Stored data:

--- BEGIN ---

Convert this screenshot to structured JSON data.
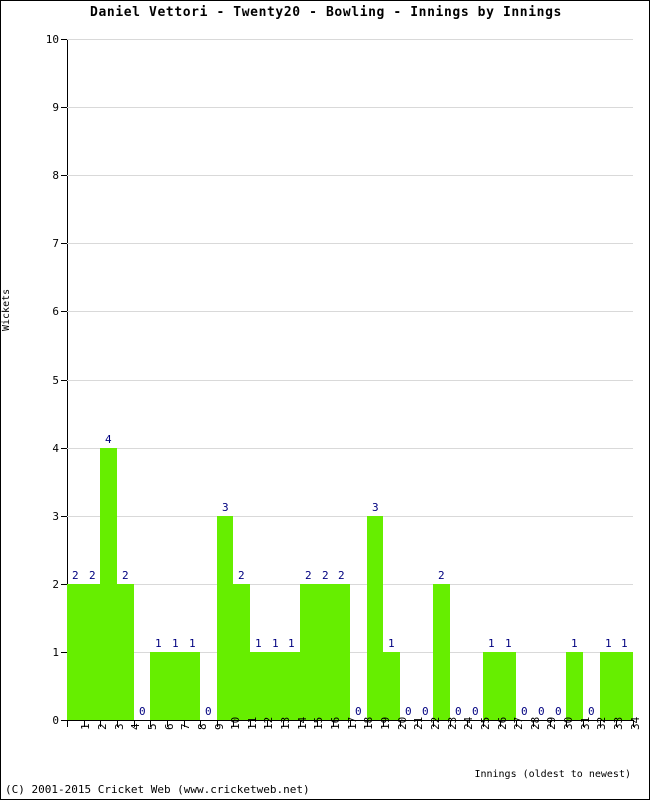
{
  "chart_data": {
    "type": "bar",
    "title": "Daniel Vettori - Twenty20 - Bowling - Innings by Innings",
    "xlabel": "Innings (oldest to newest)",
    "ylabel": "Wickets",
    "ylim": [
      0,
      10
    ],
    "yticks": [
      0,
      1,
      2,
      3,
      4,
      5,
      6,
      7,
      8,
      9,
      10
    ],
    "grid": true,
    "legend": null,
    "bar_color": "#66ee00",
    "label_color": "#000080",
    "categories": [
      "1",
      "2",
      "3",
      "4",
      "5",
      "6",
      "7",
      "8",
      "9",
      "10",
      "11",
      "12",
      "13",
      "14",
      "15",
      "16",
      "17",
      "18",
      "19",
      "20",
      "21",
      "22",
      "23",
      "24",
      "25",
      "26",
      "27",
      "28",
      "29",
      "30",
      "31",
      "32",
      "33",
      "34"
    ],
    "values": [
      2,
      2,
      4,
      2,
      0,
      1,
      1,
      1,
      0,
      3,
      2,
      1,
      1,
      1,
      2,
      2,
      2,
      0,
      3,
      1,
      0,
      0,
      2,
      0,
      0,
      1,
      1,
      0,
      0,
      0,
      1,
      0,
      1,
      1
    ],
    "point_labels": [
      "2",
      "2",
      "4",
      "2",
      "0",
      "1",
      "1",
      "1",
      "0",
      "3",
      "2",
      "1",
      "1",
      "1",
      "2",
      "2",
      "2",
      "0",
      "3",
      "1",
      "0",
      "0",
      "2",
      "0",
      "0",
      "1",
      "1",
      "0",
      "0",
      "0",
      "1",
      "0",
      "1",
      "1"
    ]
  },
  "footer": {
    "copyright": "(C) 2001-2015 Cricket Web (www.cricketweb.net)"
  }
}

--- END ---

Objective »
State how many lines of the listing above include the word "Innings". Give nothing but the number.

Result of this exercise »
2